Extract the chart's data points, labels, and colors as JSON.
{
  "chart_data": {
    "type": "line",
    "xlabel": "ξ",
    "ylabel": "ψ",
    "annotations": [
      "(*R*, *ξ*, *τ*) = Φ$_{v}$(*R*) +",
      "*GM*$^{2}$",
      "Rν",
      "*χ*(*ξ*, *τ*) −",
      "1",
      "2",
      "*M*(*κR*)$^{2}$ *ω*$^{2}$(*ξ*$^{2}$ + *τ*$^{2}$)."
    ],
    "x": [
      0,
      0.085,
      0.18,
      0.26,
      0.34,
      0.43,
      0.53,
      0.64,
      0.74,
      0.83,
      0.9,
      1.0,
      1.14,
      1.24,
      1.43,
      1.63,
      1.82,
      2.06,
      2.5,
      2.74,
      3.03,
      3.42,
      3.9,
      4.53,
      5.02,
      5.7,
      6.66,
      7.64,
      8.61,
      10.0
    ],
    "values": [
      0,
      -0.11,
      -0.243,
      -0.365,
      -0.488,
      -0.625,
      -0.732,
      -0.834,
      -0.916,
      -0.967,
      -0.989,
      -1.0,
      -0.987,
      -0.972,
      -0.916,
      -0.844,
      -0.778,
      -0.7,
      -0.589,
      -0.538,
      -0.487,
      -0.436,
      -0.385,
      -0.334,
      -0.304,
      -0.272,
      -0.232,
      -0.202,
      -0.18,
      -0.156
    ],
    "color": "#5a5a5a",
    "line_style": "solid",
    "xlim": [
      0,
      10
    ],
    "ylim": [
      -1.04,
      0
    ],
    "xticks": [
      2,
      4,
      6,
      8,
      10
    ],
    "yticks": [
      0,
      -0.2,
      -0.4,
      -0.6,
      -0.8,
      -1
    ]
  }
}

━━━━━━━━━━━━━━━━━━━━

_GIVEN PROBLEM_
Copy out the whole listing exactly; please set it all down.

_EXERCISE ANSWER_
Extract the chart's data points, labels, and colors as JSON.
{
  "chart_data": {
    "type": "line",
    "xlabel": "ξ",
    "ylabel": "ψ",
    "annotations": [
      "(*R*, *ξ*, *τ*) = Φ$_{v}$(*R*) +",
      "*GM*$^{2}$",
      "Rν",
      "*χ*(*ξ*, *τ*) −",
      "1",
      "2",
      "*M*(*κR*)$^{2}$ *ω*$^{2}$(*ξ*$^{2}$ + *τ*$^{2}$)."
    ],
    "x": [
      0,
      0.085,
      0.18,
      0.26,
      0.34,
      0.43,
      0.53,
      0.64,
      0.74,
      0.83,
      0.9,
      1.0,
      1.14,
      1.24,
      1.43,
      1.63,
      1.82,
      2.06,
      2.5,
      2.74,
      3.03,
      3.42,
      3.9,
      4.53,
      5.02,
      5.7,
      6.66,
      7.64,
      8.61,
      10.0
    ],
    "values": [
      0,
      -0.11,
      -0.243,
      -0.365,
      -0.488,
      -0.625,
      -0.732,
      -0.834,
      -0.916,
      -0.967,
      -0.989,
      -1.0,
      -0.987,
      -0.972,
      -0.916,
      -0.844,
      -0.778,
      -0.7,
      -0.589,
      -0.538,
      -0.487,
      -0.436,
      -0.385,
      -0.334,
      -0.304,
      -0.272,
      -0.232,
      -0.202,
      -0.18,
      -0.156
    ],
    "color": "#5a5a5a",
    "line_style": "solid",
    "xlim": [
      0,
      10
    ],
    "ylim": [
      -1.04,
      0
    ],
    "xticks": [
      2,
      4,
      6,
      8,
      10
    ],
    "yticks": [
      0,
      -0.2,
      -0.4,
      -0.6,
      -0.8,
      -1
    ]
  }
}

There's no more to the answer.